## Stated problem
Restate the full set of records exactly, word for word.
═════ Entries shown
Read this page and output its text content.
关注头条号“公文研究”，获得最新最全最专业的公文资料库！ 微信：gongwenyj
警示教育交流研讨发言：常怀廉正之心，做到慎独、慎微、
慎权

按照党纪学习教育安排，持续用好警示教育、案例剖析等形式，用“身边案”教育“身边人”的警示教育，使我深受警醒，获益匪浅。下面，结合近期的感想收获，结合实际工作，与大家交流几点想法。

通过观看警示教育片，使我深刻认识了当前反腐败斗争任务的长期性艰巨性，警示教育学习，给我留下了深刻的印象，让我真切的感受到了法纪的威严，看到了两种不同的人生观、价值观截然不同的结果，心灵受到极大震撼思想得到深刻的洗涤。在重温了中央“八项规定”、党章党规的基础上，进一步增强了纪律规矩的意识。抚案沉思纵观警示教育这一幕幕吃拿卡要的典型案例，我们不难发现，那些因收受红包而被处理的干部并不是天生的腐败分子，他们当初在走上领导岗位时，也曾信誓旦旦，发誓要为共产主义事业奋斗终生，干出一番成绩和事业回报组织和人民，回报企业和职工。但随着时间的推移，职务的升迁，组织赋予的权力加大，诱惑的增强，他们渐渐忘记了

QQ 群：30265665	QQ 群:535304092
══════════
## The output
Read this page and output its text content.
关注头条号“公文研究”，获得最新最全最专业的公文资料库！ 微信：gongwenyj
警示教育交流研讨发言：常怀廉正之心，做到慎独、慎微、
慎权

按照党纪学习教育安排，持续用好警示教育、案例剖析等形式，用“身边案”教育“身边人”的警示教育，使我深受警醒，获益匪浅。下面，结合近期的感想收获，结合实际工作，与大家交流几点想法。

通过观看警示教育片，使我深刻认识了当前反腐败斗争任务的长期性艰巨性，警示教育学习，给我留下了深刻的印象，让我真切的感受到了法纪的威严，看到了两种不同的人生观、价值观截然不同的结果，心灵受到极大震撼思想得到深刻的洗涤。在重温了中央“八项规定”、党章党规的基础上，进一步增强了纪律规矩的意识。抚案沉思纵观警示教育这一幕幕吃拿卡要的典型案例，我们不难发现，那些因收受红包而被处理的干部并不是天生的腐败分子，他们当初在走上领导岗位时，也曾信誓旦旦，发誓要为共产主义事业奋斗终生，干出一番成绩和事业回报组织和人民，回报企业和职工。但随着时间的推移，职务的升迁，组织赋予的权力加大，诱惑的增强，他们渐渐忘记了

QQ 群：30265665	QQ 群:535304092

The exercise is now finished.